RECORDS TO USE:
****************************************

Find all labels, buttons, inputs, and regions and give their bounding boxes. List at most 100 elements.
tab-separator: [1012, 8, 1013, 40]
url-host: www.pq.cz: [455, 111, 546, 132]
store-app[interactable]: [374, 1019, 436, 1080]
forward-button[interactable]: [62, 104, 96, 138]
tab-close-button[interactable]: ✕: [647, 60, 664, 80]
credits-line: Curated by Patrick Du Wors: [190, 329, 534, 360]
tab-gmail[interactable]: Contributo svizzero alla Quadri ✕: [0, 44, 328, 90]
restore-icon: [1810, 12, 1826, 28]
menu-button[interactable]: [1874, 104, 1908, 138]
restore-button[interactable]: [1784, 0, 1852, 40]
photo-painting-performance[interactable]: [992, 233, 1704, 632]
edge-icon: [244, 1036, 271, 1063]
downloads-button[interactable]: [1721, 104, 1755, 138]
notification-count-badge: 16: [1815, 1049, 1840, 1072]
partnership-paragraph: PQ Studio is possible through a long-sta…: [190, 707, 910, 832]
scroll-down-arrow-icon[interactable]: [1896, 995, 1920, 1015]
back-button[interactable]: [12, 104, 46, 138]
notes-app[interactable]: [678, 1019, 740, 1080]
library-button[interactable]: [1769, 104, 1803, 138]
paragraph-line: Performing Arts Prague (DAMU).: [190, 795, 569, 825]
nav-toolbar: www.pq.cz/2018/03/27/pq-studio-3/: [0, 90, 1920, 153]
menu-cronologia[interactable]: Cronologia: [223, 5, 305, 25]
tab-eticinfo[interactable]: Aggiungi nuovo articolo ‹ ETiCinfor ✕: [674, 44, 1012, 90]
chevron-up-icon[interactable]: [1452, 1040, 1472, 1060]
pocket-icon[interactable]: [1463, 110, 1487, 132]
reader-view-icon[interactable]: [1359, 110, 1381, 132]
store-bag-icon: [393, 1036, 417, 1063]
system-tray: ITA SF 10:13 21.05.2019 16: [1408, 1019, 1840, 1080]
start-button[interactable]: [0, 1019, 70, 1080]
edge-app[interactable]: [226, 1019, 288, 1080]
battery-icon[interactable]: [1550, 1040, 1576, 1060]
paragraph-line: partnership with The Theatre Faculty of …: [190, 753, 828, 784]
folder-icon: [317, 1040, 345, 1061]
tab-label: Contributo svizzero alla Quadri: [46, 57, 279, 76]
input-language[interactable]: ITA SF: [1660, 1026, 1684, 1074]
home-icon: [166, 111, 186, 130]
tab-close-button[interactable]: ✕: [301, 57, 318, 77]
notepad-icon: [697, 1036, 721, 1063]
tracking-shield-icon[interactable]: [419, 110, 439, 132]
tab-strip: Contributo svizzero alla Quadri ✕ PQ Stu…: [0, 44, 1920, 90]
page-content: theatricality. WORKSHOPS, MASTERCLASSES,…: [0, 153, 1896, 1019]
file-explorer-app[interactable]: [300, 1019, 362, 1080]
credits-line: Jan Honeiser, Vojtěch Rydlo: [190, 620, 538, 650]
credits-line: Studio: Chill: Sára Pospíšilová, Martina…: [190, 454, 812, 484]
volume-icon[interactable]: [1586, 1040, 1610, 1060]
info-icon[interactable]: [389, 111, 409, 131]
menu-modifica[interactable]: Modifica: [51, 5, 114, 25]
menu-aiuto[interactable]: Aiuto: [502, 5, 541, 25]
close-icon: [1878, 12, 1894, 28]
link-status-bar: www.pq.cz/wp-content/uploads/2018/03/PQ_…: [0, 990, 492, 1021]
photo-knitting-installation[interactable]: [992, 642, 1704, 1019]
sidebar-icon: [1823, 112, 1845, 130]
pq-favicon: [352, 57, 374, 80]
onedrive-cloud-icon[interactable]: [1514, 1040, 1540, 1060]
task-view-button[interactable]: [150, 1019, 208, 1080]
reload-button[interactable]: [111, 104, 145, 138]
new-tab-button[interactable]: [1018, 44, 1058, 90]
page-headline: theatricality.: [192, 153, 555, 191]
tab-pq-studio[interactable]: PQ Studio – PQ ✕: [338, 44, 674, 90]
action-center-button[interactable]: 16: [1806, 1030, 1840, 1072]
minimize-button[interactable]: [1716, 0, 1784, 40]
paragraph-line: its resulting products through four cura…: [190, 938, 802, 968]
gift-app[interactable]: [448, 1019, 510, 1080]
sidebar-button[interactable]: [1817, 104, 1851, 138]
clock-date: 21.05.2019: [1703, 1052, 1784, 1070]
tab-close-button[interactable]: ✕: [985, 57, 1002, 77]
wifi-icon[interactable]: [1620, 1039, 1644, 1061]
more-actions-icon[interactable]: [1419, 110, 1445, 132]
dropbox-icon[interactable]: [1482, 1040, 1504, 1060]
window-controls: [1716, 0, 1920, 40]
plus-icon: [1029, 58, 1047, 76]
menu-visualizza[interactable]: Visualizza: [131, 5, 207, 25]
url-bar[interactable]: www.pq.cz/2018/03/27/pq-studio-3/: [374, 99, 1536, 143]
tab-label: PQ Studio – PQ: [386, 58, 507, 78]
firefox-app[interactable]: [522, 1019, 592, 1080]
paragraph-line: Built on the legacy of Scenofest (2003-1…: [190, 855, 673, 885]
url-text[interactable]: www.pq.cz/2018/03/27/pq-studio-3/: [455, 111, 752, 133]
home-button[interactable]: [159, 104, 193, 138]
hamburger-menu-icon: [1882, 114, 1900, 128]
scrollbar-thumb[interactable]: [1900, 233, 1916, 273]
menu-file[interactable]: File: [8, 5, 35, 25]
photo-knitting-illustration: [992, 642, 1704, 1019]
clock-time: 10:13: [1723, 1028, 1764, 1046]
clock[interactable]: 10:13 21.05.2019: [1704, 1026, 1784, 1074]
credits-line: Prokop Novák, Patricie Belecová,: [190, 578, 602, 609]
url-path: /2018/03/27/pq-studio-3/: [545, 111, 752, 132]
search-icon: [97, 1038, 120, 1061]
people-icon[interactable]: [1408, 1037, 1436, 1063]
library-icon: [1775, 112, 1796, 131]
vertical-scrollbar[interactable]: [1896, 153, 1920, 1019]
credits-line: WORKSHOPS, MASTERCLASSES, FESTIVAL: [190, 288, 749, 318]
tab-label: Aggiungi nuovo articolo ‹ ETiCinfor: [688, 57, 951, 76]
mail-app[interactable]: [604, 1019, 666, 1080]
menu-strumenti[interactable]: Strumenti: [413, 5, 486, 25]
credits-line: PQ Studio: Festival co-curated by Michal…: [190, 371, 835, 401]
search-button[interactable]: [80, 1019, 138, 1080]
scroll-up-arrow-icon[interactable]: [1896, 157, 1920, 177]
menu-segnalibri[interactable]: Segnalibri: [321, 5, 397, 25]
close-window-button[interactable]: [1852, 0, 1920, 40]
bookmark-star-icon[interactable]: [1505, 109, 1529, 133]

****************************************

WHAT TO WORK ON: Return all of the material above verbatim, line for line, with nothing added, dropped, or altered.

RESULT:
Find all labels, buttons, inputs, and regions and give their bounding boxes. List at most 100 elements.
tab-separator: [1012, 8, 1013, 40]
url-host: www.pq.cz: [455, 111, 546, 132]
store-app[interactable]: [374, 1019, 436, 1080]
forward-button[interactable]: [62, 104, 96, 138]
tab-close-button[interactable]: ✕: [647, 60, 664, 80]
credits-line: Curated by Patrick Du Wors: [190, 329, 534, 360]
tab-gmail[interactable]: Contributo svizzero alla Quadri ✕: [0, 44, 328, 90]
restore-icon: [1810, 12, 1826, 28]
menu-button[interactable]: [1874, 104, 1908, 138]
restore-button[interactable]: [1784, 0, 1852, 40]
photo-painting-performance[interactable]: [992, 233, 1704, 632]
edge-icon: [244, 1036, 271, 1063]
downloads-button[interactable]: [1721, 104, 1755, 138]
notification-count-badge: 16: [1815, 1049, 1840, 1072]
partnership-paragraph: PQ Studio is possible through a long-sta…: [190, 707, 910, 832]
scroll-down-arrow-icon[interactable]: [1896, 995, 1920, 1015]
back-button[interactable]: [12, 104, 46, 138]
notes-app[interactable]: [678, 1019, 740, 1080]
library-button[interactable]: [1769, 104, 1803, 138]
paragraph-line: Performing Arts Prague (DAMU).: [190, 795, 569, 825]
nav-toolbar: www.pq.cz/2018/03/27/pq-studio-3/: [0, 90, 1920, 153]
menu-cronologia[interactable]: Cronologia: [223, 5, 305, 25]
tab-eticinfo[interactable]: Aggiungi nuovo articolo ‹ ETiCinfor ✕: [674, 44, 1012, 90]
chevron-up-icon[interactable]: [1452, 1040, 1472, 1060]
pocket-icon[interactable]: [1463, 110, 1487, 132]
reader-view-icon[interactable]: [1359, 110, 1381, 132]
store-bag-icon: [393, 1036, 417, 1063]
system-tray: ITA SF 10:13 21.05.2019 16: [1408, 1019, 1840, 1080]
start-button[interactable]: [0, 1019, 70, 1080]
edge-app[interactable]: [226, 1019, 288, 1080]
battery-icon[interactable]: [1550, 1040, 1576, 1060]
paragraph-line: partnership with The Theatre Faculty of …: [190, 753, 828, 784]
folder-icon: [317, 1040, 345, 1061]
tab-label: Contributo svizzero alla Quadri: [46, 57, 279, 76]
input-language[interactable]: ITA SF: [1660, 1026, 1684, 1074]
home-icon: [166, 111, 186, 130]
tab-close-button[interactable]: ✕: [301, 57, 318, 77]
notepad-icon: [697, 1036, 721, 1063]
tracking-shield-icon[interactable]: [419, 110, 439, 132]
tab-strip: Contributo svizzero alla Quadri ✕ PQ Stu…: [0, 44, 1920, 90]
page-content: theatricality. WORKSHOPS, MASTERCLASSES,…: [0, 153, 1896, 1019]
file-explorer-app[interactable]: [300, 1019, 362, 1080]
credits-line: Jan Honeiser, Vojtěch Rydlo: [190, 620, 538, 650]
credits-line: Studio: Chill: Sára Pospíšilová, Martina…: [190, 454, 812, 484]
volume-icon[interactable]: [1586, 1040, 1610, 1060]
info-icon[interactable]: [389, 111, 409, 131]
menu-modifica[interactable]: Modifica: [51, 5, 114, 25]
menu-aiuto[interactable]: Aiuto: [502, 5, 541, 25]
close-icon: [1878, 12, 1894, 28]
link-status-bar: www.pq.cz/wp-content/uploads/2018/03/PQ_…: [0, 990, 492, 1021]
photo-knitting-installation[interactable]: [992, 642, 1704, 1019]
sidebar-icon: [1823, 112, 1845, 130]
pq-favicon: [352, 57, 374, 80]
onedrive-cloud-icon[interactable]: [1514, 1040, 1540, 1060]
task-view-button[interactable]: [150, 1019, 208, 1080]
reload-button[interactable]: [111, 104, 145, 138]
new-tab-button[interactable]: [1018, 44, 1058, 90]
page-headline: theatricality.: [192, 153, 555, 191]
tab-pq-studio[interactable]: PQ Studio – PQ ✕: [338, 44, 674, 90]
action-center-button[interactable]: 16: [1806, 1030, 1840, 1072]
minimize-button[interactable]: [1716, 0, 1784, 40]
paragraph-line: its resulting products through four cura…: [190, 938, 802, 968]
gift-app[interactable]: [448, 1019, 510, 1080]
sidebar-button[interactable]: [1817, 104, 1851, 138]
clock-date: 21.05.2019: [1703, 1052, 1784, 1070]
tab-close-button[interactable]: ✕: [985, 57, 1002, 77]
wifi-icon[interactable]: [1620, 1039, 1644, 1061]
more-actions-icon[interactable]: [1419, 110, 1445, 132]
dropbox-icon[interactable]: [1482, 1040, 1504, 1060]
window-controls: [1716, 0, 1920, 40]
plus-icon: [1029, 58, 1047, 76]
menu-visualizza[interactable]: Visualizza: [131, 5, 207, 25]
url-bar[interactable]: www.pq.cz/2018/03/27/pq-studio-3/: [374, 99, 1536, 143]
tab-label: PQ Studio – PQ: [386, 58, 507, 78]
firefox-app[interactable]: [522, 1019, 592, 1080]
paragraph-line: Built on the legacy of Scenofest (2003-1…: [190, 855, 673, 885]
url-text[interactable]: www.pq.cz/2018/03/27/pq-studio-3/: [455, 111, 752, 133]
home-button[interactable]: [159, 104, 193, 138]
hamburger-menu-icon: [1882, 114, 1900, 128]
scrollbar-thumb[interactable]: [1900, 233, 1916, 273]
menu-file[interactable]: File: [8, 5, 35, 25]
photo-knitting-illustration: [992, 642, 1704, 1019]
clock-time: 10:13: [1723, 1028, 1764, 1046]
clock[interactable]: 10:13 21.05.2019: [1704, 1026, 1784, 1074]
credits-line: Prokop Novák, Patricie Belecová,: [190, 578, 602, 609]
url-path: /2018/03/27/pq-studio-3/: [545, 111, 752, 132]
search-icon: [97, 1038, 120, 1061]
people-icon[interactable]: [1408, 1037, 1436, 1063]
library-icon: [1775, 112, 1796, 131]
vertical-scrollbar[interactable]: [1896, 153, 1920, 1019]
credits-line: WORKSHOPS, MASTERCLASSES, FESTIVAL: [190, 288, 749, 318]
tab-label: Aggiungi nuovo articolo ‹ ETiCinfor: [688, 57, 951, 76]
mail-app[interactable]: [604, 1019, 666, 1080]
menu-strumenti[interactable]: Strumenti: [413, 5, 486, 25]
credits-line: PQ Studio: Festival co-curated by Michal…: [190, 371, 835, 401]
search-button[interactable]: [80, 1019, 138, 1080]
scroll-up-arrow-icon[interactable]: [1896, 157, 1920, 177]
menu-segnalibri[interactable]: Segnalibri: [321, 5, 397, 25]
close-window-button[interactable]: [1852, 0, 1920, 40]
bookmark-star-icon[interactable]: [1505, 109, 1529, 133]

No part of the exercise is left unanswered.